— BEGIN SOURCE RECORDS —

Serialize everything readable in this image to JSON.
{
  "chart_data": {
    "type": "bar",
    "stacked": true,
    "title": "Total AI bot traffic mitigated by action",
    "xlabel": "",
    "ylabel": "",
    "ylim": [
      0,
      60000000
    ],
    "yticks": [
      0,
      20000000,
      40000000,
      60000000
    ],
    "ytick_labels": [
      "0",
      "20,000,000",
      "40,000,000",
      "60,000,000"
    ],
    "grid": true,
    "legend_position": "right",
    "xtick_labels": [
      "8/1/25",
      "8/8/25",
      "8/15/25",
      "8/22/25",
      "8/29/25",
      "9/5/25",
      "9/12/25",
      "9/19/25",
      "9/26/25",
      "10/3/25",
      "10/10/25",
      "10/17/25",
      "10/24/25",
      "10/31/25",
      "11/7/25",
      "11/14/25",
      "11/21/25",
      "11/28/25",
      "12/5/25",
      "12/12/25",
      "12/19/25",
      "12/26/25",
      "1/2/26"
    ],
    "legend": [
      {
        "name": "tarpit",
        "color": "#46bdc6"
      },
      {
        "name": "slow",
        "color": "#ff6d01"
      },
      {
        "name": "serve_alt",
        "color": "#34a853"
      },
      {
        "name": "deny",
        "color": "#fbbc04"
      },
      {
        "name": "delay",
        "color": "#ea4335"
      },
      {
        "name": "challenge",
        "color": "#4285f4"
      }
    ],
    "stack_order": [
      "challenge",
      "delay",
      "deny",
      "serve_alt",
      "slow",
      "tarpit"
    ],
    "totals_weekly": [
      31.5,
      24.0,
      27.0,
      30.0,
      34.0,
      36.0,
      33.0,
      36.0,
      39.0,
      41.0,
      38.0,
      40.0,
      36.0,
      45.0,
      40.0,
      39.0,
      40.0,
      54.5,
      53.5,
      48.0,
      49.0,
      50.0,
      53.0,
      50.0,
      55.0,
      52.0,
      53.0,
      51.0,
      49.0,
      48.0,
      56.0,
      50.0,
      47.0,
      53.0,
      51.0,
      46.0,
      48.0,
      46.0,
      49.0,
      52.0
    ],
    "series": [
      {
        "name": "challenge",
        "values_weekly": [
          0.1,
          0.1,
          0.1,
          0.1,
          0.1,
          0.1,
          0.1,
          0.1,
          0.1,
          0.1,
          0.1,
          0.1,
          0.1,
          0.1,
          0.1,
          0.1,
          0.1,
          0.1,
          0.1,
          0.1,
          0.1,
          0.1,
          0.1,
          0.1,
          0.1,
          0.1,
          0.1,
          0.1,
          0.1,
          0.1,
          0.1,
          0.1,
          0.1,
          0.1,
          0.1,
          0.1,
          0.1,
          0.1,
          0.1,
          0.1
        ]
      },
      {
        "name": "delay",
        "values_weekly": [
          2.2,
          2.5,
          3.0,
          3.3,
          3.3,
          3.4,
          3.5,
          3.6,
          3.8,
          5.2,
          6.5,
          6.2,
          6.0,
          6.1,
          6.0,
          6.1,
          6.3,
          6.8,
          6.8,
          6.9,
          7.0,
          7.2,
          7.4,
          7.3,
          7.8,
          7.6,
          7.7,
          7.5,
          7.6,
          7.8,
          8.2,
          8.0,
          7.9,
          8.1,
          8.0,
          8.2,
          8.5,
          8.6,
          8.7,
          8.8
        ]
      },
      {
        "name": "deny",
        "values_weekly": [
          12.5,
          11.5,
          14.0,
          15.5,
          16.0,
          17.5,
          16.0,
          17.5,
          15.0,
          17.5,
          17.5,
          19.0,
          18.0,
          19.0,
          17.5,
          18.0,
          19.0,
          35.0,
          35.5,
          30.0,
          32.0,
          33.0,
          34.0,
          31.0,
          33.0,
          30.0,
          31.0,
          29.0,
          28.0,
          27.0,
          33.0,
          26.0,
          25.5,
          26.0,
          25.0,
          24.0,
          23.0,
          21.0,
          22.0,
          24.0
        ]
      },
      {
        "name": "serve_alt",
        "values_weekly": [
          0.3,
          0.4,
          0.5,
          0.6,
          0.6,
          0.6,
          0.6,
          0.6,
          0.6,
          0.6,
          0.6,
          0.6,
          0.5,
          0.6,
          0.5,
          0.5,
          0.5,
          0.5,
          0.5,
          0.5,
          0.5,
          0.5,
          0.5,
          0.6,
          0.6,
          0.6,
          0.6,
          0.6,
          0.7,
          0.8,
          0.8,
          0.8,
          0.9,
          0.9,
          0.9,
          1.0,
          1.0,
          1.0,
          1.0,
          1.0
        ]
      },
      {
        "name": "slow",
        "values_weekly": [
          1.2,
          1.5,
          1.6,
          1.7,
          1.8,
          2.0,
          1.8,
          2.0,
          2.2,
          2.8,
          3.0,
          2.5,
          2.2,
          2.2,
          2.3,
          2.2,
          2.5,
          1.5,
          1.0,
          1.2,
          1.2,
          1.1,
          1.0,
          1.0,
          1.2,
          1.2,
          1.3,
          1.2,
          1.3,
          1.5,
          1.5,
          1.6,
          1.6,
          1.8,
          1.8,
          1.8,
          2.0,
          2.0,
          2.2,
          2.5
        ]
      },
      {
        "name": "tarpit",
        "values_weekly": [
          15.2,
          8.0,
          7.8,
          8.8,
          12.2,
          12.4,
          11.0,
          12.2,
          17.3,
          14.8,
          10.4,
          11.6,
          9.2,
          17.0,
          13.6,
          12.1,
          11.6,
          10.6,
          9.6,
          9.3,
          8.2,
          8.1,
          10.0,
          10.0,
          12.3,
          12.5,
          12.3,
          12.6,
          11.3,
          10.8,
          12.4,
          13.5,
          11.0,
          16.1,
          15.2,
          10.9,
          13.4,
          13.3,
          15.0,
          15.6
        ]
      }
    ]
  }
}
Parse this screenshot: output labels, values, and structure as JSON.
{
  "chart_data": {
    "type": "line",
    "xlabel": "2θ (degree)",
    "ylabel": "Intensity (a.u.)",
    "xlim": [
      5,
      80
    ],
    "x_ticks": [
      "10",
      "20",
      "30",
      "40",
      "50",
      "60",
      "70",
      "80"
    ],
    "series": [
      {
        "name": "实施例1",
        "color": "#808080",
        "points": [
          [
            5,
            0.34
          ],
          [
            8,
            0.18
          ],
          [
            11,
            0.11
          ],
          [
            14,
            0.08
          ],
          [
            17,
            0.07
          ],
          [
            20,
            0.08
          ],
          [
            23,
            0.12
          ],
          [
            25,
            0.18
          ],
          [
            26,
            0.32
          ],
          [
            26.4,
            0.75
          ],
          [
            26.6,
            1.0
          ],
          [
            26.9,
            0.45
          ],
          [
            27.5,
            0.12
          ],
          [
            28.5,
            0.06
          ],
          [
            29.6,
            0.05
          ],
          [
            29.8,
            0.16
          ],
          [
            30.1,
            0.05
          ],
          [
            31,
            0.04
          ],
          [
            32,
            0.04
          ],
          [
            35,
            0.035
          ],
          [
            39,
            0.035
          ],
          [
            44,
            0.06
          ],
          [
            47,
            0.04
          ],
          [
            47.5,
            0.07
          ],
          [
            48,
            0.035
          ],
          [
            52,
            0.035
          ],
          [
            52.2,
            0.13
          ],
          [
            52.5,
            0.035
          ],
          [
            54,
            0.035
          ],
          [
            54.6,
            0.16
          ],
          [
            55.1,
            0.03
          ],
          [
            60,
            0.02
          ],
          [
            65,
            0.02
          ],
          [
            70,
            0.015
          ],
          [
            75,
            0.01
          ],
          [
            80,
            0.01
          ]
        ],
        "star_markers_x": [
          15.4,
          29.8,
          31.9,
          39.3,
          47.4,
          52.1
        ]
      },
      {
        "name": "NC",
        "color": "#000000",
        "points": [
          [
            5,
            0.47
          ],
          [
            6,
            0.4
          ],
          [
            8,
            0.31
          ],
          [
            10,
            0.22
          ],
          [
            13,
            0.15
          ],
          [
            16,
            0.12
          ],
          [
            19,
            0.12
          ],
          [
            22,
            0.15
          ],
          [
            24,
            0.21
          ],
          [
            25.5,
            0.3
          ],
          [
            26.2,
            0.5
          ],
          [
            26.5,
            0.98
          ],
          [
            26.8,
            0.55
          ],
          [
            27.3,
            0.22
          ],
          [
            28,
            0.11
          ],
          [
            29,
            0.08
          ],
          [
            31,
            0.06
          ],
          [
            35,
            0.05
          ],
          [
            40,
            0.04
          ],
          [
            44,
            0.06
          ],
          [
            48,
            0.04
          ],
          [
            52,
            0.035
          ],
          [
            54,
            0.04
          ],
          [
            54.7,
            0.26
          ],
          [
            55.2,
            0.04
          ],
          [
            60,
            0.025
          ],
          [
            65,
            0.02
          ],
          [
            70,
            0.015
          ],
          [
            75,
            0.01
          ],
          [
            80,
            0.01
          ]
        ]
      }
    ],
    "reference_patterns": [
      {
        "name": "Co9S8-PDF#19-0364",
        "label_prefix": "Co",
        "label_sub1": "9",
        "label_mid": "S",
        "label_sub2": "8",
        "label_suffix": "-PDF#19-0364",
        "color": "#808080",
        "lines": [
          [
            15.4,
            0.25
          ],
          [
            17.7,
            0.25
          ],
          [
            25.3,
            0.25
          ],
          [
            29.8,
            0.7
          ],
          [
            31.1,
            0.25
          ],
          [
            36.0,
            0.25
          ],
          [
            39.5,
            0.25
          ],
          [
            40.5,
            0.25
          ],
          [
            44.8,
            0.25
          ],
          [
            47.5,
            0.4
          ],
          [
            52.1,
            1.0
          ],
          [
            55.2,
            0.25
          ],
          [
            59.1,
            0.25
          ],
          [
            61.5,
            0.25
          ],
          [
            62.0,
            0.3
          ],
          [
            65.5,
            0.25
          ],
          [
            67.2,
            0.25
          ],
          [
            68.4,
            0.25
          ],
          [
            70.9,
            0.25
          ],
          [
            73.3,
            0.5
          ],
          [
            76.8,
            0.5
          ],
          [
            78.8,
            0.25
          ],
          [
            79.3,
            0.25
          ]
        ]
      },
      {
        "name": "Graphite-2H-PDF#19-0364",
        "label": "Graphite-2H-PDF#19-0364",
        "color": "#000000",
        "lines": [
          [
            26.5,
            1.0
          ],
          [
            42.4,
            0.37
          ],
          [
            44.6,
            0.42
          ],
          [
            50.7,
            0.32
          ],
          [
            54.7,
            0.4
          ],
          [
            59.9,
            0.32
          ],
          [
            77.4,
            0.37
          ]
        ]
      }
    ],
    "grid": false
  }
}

— END SOURCE RECORDS —

= TASK PROMPT =
Take every line from the data that contains the word "Graphite".

= WRITTEN REPLY =
        "name": "Graphite-2H-PDF#19-0364",
        "label": "Graphite-2H-PDF#19-0364",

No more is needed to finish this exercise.